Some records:

____________

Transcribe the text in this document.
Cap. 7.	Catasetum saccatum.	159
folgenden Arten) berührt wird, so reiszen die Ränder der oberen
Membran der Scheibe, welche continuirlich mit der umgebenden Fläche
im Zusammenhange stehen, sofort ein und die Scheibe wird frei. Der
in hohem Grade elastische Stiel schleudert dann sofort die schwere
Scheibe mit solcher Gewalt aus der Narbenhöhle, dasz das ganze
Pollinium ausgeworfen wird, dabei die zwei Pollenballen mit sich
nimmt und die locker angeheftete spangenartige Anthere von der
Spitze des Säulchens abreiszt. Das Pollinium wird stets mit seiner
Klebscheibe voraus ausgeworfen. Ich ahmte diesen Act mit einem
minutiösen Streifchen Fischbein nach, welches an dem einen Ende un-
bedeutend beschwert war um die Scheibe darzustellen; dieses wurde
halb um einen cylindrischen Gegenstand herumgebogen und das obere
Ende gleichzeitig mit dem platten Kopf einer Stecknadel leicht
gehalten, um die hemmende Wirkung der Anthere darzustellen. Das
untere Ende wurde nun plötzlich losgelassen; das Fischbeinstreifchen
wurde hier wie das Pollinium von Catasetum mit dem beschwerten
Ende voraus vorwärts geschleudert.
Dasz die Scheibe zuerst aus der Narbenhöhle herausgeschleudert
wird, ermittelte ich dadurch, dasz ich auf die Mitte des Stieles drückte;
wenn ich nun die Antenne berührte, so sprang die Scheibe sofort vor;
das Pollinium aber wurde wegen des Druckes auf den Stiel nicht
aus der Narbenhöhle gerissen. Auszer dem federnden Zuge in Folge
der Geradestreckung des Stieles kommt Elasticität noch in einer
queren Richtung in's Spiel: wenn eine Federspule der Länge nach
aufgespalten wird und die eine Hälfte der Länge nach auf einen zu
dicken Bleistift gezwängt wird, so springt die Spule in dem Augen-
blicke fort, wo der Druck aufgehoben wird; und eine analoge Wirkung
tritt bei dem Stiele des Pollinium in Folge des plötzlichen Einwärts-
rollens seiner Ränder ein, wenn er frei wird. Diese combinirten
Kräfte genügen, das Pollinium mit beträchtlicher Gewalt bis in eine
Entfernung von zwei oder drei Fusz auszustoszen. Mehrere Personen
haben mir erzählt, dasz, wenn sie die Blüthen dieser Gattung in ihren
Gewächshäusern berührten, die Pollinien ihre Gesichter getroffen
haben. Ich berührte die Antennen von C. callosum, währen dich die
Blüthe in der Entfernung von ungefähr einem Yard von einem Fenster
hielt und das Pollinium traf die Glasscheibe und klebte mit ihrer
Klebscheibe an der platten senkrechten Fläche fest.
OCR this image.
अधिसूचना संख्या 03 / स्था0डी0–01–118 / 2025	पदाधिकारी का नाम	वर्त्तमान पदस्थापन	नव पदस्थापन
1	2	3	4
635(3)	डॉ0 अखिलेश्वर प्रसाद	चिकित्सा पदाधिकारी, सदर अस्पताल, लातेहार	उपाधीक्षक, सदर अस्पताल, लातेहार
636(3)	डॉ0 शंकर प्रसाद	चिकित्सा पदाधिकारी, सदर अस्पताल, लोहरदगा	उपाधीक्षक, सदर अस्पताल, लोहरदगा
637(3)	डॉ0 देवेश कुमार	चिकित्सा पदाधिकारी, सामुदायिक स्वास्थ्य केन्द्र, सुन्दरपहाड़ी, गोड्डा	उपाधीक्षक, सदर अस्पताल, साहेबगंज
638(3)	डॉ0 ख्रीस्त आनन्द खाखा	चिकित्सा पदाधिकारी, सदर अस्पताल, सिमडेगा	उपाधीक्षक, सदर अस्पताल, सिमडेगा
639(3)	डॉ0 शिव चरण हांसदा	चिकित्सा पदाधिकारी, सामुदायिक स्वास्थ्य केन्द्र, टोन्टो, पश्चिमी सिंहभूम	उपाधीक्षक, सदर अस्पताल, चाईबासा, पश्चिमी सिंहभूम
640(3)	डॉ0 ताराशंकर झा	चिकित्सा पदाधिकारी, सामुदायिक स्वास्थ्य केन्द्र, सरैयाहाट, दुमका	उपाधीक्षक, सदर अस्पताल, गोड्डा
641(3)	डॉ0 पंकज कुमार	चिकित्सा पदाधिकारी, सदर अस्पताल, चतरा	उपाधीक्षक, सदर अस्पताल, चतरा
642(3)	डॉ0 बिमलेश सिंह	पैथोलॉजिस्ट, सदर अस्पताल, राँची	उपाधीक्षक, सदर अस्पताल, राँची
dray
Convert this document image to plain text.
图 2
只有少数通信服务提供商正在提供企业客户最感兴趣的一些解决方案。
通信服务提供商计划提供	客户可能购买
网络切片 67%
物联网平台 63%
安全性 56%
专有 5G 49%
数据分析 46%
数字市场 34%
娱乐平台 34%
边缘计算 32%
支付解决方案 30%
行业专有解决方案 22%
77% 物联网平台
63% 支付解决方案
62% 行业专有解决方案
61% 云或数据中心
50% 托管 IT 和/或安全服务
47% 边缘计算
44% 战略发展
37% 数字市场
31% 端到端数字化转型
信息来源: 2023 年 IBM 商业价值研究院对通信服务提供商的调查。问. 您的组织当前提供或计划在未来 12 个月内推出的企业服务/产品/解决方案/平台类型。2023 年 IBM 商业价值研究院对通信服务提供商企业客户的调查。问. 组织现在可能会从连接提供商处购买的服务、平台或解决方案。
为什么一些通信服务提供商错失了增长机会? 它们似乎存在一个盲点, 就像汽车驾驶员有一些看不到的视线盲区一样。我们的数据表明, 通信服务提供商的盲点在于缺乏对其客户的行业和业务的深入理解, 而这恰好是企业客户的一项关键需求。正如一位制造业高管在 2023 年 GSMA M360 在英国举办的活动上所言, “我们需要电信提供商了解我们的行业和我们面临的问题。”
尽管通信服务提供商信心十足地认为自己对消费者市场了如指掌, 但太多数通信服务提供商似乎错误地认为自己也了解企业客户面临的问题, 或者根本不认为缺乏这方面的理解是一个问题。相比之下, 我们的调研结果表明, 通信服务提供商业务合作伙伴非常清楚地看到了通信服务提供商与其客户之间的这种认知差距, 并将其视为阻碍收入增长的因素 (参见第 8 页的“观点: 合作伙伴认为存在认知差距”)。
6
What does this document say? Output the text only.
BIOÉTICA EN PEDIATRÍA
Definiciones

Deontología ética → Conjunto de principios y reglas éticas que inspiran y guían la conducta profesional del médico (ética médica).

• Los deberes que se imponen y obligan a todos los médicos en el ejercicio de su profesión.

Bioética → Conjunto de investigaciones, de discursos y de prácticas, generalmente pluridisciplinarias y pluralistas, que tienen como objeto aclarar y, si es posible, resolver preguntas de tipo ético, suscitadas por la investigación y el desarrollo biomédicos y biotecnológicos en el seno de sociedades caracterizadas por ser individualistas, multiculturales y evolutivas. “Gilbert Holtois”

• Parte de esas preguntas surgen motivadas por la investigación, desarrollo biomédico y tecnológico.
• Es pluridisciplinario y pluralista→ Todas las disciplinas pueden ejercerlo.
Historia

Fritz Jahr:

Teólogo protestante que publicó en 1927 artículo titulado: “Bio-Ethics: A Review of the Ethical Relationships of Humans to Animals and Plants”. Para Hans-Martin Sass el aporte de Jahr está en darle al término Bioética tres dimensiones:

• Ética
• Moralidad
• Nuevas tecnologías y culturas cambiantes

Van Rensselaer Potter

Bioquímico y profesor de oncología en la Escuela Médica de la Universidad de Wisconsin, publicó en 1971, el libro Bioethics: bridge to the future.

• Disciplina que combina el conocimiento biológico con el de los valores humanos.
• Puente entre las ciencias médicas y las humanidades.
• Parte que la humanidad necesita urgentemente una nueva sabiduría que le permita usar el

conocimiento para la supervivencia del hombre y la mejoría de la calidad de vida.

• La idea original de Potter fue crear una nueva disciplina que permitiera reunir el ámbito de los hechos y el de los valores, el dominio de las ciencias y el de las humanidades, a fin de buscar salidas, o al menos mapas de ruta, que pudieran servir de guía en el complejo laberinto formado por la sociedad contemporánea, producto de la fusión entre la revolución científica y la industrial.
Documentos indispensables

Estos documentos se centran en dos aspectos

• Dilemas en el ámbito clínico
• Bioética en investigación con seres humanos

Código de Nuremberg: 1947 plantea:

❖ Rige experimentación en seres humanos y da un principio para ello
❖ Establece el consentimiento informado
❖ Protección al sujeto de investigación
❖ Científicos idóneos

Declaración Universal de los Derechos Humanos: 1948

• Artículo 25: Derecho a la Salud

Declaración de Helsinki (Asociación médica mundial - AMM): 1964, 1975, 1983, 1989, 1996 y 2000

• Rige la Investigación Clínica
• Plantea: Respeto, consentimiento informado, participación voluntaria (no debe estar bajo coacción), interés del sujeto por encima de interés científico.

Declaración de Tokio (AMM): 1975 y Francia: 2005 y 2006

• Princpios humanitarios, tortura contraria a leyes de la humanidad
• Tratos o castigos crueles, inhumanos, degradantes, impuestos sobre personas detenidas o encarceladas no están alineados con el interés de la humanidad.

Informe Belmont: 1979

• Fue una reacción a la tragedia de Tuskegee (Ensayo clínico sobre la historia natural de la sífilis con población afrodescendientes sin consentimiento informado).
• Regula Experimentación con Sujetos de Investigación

____________

*Stated task*: Show every line that contains the word "publicó".

*Problem solution*:
Teólogo protestante que publicó en 1927 artículo titulado: “Bio-Ethics: A Review of the Ethical Relationships of Humans to Animals and Plants”. Para Hans-Martin Sass el aporte de Jahr está en darle al término Bioética tres dimensiones:
Bioquímico y profesor de oncología en la Escuela Médica de la Universidad de Wisconsin, publicó en 1971, el libro Bioethics: bridge to the future.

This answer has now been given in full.